Read the entries below and pull out each line with the string "Horváth".
Begin RECORDS SHOWN
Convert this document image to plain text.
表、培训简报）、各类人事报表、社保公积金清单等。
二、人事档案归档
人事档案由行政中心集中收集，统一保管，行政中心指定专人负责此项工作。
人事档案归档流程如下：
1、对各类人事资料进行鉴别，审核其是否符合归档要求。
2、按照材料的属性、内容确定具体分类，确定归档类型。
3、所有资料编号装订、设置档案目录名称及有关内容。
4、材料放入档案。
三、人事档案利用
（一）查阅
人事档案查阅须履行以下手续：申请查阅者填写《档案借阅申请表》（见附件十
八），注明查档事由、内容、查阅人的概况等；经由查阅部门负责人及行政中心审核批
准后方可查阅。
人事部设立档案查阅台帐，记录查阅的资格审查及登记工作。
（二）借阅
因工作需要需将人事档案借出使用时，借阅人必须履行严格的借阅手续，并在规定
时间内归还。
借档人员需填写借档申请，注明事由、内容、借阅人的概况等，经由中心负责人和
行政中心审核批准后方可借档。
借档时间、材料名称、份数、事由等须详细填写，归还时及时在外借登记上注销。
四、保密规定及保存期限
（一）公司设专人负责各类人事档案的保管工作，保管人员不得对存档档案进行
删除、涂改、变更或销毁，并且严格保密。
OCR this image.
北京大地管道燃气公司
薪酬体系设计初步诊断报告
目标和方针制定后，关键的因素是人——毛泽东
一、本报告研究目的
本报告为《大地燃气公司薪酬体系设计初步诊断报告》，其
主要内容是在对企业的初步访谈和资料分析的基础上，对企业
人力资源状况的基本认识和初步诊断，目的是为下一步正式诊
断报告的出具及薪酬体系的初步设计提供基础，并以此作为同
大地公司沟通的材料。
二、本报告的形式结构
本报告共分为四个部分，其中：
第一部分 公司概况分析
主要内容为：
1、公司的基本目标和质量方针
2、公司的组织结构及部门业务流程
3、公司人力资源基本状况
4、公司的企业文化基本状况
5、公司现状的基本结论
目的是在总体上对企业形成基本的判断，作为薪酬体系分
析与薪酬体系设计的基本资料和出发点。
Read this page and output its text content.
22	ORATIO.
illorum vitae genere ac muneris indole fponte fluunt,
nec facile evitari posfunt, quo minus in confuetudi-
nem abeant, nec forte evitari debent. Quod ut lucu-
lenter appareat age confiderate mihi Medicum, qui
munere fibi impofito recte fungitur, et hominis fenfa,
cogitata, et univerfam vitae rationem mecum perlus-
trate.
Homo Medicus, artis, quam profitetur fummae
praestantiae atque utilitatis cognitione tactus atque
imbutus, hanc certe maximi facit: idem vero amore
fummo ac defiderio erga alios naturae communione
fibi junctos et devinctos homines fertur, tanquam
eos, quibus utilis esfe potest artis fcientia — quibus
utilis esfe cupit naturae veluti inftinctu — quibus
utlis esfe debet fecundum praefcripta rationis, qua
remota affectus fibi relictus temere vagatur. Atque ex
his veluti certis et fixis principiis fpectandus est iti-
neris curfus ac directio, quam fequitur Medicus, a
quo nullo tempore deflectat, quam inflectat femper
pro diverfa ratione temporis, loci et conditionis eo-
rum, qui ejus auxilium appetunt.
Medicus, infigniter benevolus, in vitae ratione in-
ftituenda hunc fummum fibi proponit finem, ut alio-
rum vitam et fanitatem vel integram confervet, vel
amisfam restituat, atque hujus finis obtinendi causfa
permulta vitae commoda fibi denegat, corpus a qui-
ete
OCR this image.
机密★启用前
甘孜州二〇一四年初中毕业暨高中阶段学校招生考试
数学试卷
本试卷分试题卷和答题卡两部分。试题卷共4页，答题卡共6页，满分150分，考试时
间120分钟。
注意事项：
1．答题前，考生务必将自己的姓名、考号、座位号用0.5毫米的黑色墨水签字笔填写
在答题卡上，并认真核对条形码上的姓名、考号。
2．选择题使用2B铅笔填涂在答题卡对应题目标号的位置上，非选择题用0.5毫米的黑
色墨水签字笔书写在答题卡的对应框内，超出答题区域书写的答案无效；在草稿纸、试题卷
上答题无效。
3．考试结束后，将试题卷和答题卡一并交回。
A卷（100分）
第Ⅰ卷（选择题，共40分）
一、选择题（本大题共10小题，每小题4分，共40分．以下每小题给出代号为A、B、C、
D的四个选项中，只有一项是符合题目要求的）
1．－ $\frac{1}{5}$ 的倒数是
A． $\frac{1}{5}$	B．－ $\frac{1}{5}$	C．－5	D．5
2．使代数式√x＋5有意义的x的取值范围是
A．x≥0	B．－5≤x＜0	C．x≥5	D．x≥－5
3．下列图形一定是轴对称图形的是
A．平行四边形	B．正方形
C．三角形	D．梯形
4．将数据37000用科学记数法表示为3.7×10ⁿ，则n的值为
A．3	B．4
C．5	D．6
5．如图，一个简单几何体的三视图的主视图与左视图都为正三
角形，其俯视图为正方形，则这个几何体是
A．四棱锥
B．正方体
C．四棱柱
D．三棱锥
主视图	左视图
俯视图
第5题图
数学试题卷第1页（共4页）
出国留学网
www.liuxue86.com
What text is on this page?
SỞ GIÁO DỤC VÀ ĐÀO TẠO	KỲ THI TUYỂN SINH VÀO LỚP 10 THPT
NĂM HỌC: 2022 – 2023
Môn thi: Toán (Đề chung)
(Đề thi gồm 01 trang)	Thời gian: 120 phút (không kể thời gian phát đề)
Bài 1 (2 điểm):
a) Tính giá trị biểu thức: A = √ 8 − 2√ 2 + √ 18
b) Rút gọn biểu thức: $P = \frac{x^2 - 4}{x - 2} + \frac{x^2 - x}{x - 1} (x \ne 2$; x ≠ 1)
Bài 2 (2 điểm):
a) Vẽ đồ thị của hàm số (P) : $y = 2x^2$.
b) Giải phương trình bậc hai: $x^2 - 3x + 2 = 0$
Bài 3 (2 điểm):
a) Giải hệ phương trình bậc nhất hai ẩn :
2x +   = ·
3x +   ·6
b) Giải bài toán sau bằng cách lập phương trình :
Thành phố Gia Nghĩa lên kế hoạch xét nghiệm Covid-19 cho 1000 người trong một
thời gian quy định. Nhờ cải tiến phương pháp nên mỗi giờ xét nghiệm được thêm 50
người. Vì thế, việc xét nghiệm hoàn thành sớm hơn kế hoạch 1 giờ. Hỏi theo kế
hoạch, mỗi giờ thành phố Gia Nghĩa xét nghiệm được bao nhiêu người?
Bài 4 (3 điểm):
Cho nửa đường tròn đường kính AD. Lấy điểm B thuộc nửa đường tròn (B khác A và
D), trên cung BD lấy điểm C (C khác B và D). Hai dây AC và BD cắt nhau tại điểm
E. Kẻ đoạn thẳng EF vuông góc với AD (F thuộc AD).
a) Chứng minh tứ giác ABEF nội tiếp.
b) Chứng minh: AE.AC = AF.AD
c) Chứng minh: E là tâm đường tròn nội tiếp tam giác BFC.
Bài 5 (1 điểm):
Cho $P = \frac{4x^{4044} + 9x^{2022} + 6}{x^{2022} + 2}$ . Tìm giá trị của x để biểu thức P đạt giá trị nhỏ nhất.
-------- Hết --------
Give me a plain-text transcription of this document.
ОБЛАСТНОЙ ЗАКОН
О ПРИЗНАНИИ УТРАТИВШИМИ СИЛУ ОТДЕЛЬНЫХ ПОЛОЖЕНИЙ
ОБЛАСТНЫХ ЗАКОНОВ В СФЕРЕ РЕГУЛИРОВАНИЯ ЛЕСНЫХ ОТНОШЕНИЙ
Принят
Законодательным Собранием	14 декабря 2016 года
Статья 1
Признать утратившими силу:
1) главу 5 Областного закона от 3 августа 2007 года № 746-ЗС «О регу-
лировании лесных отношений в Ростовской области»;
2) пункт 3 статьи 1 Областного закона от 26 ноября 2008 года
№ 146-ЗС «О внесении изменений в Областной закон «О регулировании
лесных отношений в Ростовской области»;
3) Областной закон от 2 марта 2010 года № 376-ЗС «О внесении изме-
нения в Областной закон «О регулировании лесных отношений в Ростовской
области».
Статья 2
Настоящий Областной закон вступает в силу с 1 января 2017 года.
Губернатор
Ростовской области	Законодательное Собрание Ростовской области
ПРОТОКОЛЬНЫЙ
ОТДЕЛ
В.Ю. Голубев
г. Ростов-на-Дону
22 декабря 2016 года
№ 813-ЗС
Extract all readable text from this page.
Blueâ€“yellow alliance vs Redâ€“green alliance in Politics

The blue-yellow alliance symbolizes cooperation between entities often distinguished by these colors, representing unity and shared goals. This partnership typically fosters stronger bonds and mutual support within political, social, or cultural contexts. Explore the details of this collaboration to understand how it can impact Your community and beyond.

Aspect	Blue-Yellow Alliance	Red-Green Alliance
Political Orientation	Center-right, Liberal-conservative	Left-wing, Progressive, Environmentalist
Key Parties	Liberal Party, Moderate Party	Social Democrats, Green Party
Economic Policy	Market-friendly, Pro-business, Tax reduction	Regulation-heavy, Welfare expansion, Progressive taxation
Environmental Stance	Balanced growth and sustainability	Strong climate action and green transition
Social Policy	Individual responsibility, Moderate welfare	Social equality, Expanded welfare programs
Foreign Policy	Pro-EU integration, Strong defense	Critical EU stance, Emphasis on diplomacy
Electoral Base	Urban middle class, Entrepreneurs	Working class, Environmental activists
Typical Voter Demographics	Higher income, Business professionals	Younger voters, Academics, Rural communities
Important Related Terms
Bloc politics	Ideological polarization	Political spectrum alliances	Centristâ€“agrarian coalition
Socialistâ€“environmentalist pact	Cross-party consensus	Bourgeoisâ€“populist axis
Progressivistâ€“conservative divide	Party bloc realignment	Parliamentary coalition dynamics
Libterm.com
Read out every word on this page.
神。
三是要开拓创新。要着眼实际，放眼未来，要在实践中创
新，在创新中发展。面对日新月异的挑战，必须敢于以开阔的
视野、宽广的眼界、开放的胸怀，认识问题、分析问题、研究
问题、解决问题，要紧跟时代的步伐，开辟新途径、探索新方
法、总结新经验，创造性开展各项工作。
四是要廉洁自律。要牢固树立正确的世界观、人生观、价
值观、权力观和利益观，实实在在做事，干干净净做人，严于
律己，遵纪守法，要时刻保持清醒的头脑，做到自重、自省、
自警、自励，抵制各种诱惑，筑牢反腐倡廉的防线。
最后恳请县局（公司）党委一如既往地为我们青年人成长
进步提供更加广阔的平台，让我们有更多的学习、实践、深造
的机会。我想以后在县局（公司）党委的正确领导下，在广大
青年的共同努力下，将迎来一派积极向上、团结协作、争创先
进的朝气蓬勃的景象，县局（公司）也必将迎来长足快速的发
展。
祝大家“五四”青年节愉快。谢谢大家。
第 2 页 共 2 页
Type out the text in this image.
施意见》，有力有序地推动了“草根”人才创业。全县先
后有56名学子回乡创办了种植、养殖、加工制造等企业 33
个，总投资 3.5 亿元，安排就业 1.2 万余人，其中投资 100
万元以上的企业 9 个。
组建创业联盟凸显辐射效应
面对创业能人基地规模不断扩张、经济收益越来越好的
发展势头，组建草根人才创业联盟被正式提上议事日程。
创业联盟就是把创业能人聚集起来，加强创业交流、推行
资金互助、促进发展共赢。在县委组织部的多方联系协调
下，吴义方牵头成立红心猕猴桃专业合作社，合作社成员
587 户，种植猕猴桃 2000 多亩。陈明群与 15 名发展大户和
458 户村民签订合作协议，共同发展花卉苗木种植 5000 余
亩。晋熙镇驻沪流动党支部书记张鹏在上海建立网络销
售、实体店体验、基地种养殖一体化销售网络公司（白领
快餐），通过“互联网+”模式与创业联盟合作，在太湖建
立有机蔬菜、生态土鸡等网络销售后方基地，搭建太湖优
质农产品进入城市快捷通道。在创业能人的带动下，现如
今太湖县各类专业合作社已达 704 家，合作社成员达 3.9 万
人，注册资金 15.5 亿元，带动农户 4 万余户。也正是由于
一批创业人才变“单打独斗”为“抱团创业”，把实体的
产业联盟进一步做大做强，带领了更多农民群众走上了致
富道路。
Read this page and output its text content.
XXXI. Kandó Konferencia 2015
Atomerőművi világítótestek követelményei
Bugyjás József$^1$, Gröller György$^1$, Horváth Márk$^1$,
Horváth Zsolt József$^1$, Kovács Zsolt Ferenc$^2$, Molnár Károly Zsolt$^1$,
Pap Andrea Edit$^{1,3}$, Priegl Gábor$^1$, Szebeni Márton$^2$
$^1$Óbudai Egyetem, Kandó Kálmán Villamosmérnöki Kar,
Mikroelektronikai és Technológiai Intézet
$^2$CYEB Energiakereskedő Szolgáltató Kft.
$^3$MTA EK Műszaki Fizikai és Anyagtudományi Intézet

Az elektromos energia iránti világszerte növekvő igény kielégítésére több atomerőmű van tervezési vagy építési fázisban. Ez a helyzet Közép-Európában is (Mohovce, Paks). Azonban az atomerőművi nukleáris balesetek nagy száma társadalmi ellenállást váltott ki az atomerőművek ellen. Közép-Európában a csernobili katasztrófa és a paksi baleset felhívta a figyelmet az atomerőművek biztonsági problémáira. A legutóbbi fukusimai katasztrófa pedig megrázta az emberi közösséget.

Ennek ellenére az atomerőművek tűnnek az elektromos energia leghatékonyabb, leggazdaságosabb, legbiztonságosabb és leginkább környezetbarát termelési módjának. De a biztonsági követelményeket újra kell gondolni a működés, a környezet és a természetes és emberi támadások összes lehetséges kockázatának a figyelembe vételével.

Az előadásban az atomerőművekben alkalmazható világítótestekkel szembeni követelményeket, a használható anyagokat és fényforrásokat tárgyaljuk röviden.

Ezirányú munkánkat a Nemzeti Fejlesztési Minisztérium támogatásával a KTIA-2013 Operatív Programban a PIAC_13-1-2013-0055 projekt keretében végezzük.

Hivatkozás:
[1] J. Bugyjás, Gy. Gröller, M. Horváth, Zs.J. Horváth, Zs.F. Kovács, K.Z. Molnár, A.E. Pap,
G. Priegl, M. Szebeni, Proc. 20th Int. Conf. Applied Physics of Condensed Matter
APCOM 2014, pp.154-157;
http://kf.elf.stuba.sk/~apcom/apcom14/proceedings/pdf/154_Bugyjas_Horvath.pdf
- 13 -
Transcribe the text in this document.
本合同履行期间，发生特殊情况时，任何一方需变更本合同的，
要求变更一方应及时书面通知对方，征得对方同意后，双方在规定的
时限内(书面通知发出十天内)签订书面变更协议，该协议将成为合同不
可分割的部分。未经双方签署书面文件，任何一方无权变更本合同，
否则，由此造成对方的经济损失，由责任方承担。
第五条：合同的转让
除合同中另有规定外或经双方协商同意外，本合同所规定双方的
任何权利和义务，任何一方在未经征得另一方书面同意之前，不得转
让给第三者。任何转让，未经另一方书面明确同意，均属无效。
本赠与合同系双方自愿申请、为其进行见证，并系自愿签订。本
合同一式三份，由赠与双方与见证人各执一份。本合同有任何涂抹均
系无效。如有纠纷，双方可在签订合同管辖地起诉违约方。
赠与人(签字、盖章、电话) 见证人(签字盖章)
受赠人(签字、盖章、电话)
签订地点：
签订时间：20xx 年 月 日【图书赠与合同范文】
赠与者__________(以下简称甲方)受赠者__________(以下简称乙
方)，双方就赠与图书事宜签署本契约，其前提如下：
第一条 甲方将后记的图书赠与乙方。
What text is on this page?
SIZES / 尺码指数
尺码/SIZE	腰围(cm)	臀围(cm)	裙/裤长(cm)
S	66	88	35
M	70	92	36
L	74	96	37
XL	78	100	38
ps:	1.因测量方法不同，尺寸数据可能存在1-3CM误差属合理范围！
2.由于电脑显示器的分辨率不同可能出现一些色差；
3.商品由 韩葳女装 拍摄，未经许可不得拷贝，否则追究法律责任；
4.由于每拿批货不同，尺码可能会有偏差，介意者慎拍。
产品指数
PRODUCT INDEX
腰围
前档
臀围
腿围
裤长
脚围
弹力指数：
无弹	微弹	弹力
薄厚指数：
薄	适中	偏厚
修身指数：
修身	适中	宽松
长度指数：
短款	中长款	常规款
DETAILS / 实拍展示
End RECORDS SHOWN
WRITTEN REPLY:
Bugyjás József$^1$, Gröller György$^1$, Horváth Márk$^1$,
Horváth Zsolt József$^1$, Kovács Zsolt Ferenc$^2$, Molnár Károly Zsolt$^1$,
[1] J. Bugyjás, Gy. Gröller, M. Horváth, Zs.J. Horváth, Zs.F. Kovács, K.Z. Molnár, A.E. Pap,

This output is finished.